— What is being asked —
Copy every record below, exactly as written.

[START OF Items]

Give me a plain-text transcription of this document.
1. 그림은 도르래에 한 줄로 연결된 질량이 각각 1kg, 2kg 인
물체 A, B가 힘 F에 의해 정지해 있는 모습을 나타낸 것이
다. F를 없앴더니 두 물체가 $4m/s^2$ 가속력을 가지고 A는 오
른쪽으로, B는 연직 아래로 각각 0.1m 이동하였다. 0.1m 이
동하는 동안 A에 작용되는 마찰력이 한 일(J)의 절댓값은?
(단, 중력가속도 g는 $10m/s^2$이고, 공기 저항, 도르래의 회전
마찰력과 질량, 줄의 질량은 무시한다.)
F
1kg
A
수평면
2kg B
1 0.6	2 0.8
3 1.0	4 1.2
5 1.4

[END OF Items]

— Complete output —
Give me a plain-text transcription of this document.
1. 그림은 도르래에 한 줄로 연결된 질량이 각각 1kg, 2kg 인
물체 A, B가 힘 F에 의해 정지해 있는 모습을 나타낸 것이
다. F를 없앴더니 두 물체가 $4m/s^2$ 가속력을 가지고 A는 오
른쪽으로, B는 연직 아래로 각각 0.1m 이동하였다. 0.1m 이
동하는 동안 A에 작용되는 마찰력이 한 일(J)의 절댓값은?
(단, 중력가속도 g는 $10m/s^2$이고, 공기 저항, 도르래의 회전
마찰력과 질량, 줄의 질량은 무시한다.)
F
1kg
A
수평면
2kg B
1 0.6	2 0.8
3 1.0	4 1.2
5 1.4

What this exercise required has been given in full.